● Your task:
Of the lines in this material, how many contain "values"? Answer with a single number only.

● Data supplied:
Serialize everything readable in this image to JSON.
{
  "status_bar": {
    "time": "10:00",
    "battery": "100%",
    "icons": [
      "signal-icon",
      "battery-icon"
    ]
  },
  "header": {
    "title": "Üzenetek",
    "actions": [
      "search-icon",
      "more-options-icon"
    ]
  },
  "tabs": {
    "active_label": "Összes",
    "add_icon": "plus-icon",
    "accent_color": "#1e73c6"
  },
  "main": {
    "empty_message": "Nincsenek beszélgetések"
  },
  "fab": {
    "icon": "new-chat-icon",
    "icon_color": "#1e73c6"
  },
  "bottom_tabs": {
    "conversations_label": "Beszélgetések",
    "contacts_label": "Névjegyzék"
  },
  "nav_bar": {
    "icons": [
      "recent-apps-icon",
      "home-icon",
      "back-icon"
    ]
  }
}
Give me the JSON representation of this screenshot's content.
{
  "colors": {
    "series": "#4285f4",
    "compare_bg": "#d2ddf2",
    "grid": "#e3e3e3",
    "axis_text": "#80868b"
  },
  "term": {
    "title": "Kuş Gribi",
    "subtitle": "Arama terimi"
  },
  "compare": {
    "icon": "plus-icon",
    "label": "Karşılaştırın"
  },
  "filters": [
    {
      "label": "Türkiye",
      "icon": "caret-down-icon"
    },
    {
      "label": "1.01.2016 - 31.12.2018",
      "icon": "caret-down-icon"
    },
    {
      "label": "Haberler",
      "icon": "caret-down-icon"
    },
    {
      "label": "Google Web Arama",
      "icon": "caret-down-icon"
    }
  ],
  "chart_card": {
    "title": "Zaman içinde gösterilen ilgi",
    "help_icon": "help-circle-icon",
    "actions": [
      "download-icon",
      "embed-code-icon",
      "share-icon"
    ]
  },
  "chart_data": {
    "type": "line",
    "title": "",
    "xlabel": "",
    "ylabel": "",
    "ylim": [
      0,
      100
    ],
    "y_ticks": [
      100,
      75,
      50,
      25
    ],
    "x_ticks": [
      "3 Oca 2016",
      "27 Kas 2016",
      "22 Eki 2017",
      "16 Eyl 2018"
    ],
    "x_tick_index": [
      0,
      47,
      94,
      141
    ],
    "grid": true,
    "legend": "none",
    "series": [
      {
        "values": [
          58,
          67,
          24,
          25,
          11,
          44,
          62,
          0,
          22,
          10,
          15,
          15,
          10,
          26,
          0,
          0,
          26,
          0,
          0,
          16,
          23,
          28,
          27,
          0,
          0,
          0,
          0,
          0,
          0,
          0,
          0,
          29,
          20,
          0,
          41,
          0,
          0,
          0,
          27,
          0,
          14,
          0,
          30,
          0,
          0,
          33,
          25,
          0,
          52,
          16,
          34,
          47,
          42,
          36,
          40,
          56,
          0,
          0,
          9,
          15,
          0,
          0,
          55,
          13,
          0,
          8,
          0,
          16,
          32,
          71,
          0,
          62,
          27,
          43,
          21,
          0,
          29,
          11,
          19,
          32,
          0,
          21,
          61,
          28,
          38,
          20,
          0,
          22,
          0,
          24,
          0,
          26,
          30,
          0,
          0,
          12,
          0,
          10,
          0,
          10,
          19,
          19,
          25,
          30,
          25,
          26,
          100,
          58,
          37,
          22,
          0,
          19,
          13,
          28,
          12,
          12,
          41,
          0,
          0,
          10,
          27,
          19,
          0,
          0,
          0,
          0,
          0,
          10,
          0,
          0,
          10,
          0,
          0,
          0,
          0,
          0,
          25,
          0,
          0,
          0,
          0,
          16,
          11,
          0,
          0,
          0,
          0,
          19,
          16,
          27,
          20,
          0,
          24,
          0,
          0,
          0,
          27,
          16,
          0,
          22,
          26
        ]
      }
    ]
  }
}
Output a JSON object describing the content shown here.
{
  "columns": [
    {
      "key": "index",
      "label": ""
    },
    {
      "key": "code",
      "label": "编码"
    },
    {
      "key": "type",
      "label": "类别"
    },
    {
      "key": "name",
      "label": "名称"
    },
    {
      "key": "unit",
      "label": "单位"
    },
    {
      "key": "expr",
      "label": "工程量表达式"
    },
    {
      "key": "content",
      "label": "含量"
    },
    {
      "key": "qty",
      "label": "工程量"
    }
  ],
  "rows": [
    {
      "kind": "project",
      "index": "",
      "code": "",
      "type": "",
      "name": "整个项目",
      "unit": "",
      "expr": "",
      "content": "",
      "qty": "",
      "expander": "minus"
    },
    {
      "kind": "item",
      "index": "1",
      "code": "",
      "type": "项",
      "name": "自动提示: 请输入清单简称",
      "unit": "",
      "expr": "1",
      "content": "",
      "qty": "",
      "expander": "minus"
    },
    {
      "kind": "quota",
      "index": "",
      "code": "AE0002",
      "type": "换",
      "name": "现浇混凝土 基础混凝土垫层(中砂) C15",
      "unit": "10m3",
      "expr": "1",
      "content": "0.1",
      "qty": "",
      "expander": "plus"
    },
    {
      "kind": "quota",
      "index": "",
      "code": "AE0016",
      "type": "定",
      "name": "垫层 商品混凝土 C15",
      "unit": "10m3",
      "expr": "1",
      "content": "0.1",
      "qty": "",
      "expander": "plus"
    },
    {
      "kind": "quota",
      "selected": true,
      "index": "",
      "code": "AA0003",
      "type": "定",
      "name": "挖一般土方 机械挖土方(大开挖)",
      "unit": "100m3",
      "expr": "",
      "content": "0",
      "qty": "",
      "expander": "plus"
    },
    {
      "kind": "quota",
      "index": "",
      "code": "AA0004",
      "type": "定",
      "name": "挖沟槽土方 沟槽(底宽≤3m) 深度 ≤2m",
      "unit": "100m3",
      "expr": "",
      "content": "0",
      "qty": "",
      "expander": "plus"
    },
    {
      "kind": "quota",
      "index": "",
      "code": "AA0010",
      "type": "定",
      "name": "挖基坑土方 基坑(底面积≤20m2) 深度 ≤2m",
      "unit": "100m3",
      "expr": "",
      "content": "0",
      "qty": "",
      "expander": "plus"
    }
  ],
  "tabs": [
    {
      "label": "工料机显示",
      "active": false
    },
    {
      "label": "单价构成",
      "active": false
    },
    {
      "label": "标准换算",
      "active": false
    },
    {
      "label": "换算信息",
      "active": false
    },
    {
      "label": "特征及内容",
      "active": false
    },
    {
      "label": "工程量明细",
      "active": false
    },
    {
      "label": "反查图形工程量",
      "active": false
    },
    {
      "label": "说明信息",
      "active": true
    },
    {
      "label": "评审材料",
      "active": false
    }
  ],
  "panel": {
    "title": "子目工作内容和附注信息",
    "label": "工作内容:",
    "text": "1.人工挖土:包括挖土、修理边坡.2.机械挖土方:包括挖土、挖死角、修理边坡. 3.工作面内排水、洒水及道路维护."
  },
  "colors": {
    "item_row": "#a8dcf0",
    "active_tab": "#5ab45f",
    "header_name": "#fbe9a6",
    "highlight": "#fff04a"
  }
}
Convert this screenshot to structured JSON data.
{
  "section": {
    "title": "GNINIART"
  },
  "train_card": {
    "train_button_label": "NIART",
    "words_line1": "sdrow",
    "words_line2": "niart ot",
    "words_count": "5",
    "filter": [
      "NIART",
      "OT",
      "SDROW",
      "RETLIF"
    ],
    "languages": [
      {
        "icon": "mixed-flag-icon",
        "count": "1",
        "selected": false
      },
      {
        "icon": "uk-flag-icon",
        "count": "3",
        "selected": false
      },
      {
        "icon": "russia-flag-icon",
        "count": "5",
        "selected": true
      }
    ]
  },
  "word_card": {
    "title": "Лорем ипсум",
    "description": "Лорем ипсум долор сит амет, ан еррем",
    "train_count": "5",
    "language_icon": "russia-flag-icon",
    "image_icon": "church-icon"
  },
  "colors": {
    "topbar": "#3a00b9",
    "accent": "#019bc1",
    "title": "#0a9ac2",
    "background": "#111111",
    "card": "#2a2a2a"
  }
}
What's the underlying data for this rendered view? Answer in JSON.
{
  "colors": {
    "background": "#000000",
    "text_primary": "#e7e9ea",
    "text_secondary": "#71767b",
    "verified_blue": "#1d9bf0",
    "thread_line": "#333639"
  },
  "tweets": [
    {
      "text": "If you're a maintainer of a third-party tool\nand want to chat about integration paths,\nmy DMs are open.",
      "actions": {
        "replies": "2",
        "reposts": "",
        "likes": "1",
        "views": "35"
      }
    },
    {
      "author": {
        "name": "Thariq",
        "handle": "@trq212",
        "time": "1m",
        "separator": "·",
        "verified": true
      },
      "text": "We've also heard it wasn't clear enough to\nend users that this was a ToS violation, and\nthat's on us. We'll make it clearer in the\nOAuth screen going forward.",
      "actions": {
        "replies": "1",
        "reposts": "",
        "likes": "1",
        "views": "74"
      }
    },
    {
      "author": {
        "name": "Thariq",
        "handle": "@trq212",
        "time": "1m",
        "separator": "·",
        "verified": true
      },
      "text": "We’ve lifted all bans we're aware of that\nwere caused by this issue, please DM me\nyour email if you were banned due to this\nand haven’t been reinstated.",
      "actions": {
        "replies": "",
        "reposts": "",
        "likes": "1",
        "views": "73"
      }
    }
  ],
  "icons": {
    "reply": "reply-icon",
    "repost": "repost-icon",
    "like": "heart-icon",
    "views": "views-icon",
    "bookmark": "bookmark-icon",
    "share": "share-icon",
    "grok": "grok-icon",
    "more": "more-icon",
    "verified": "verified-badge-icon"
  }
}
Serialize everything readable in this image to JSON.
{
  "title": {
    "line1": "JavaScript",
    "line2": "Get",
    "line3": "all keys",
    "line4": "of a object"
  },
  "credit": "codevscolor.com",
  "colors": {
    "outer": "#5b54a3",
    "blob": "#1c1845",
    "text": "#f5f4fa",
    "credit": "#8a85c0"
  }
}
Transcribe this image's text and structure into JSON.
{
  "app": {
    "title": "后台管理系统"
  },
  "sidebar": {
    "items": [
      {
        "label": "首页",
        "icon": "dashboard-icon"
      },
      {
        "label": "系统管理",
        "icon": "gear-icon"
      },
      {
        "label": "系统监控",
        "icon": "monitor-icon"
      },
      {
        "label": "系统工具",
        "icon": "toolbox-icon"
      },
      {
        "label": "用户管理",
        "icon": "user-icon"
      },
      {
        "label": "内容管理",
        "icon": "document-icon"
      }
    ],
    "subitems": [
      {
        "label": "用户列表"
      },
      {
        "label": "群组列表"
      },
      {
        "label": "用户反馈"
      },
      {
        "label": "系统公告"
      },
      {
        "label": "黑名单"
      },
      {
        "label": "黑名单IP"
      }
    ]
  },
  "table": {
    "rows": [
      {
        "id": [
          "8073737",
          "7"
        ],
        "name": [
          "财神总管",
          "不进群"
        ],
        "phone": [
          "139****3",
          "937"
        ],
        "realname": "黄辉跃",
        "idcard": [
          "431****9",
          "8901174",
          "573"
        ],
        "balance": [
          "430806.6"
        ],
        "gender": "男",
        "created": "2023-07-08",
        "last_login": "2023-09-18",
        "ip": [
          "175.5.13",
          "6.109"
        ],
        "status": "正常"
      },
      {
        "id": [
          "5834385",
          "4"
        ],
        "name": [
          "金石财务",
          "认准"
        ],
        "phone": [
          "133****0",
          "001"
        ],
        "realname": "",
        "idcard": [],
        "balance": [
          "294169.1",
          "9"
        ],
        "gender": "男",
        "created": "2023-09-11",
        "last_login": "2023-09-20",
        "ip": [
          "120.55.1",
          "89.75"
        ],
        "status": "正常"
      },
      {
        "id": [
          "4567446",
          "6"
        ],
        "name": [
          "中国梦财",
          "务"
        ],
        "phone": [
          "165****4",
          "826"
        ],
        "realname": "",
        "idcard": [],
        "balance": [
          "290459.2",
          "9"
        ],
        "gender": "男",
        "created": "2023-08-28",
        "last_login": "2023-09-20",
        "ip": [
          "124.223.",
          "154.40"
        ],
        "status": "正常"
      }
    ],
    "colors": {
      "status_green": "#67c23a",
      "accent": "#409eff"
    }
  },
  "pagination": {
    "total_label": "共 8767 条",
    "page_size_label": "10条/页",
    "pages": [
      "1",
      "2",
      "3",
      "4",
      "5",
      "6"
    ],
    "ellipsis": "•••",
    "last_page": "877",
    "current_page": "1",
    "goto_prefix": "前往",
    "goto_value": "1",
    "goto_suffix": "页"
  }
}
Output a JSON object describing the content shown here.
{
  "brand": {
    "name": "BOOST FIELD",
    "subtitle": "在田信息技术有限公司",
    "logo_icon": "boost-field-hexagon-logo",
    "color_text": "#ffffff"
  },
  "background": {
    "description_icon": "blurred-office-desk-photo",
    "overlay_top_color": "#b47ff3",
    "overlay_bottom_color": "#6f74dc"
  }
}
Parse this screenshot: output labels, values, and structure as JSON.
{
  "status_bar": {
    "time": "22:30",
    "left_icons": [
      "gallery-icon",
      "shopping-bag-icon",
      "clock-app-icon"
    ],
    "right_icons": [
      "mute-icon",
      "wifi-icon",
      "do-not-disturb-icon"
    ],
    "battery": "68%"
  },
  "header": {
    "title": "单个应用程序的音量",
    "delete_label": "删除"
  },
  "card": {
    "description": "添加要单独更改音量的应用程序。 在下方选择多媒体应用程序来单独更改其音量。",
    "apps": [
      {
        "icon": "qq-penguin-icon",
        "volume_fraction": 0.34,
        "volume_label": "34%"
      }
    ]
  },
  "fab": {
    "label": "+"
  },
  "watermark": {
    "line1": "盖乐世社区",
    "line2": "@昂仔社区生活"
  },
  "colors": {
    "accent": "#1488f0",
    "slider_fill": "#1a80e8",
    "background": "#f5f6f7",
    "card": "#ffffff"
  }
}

● Task output:
2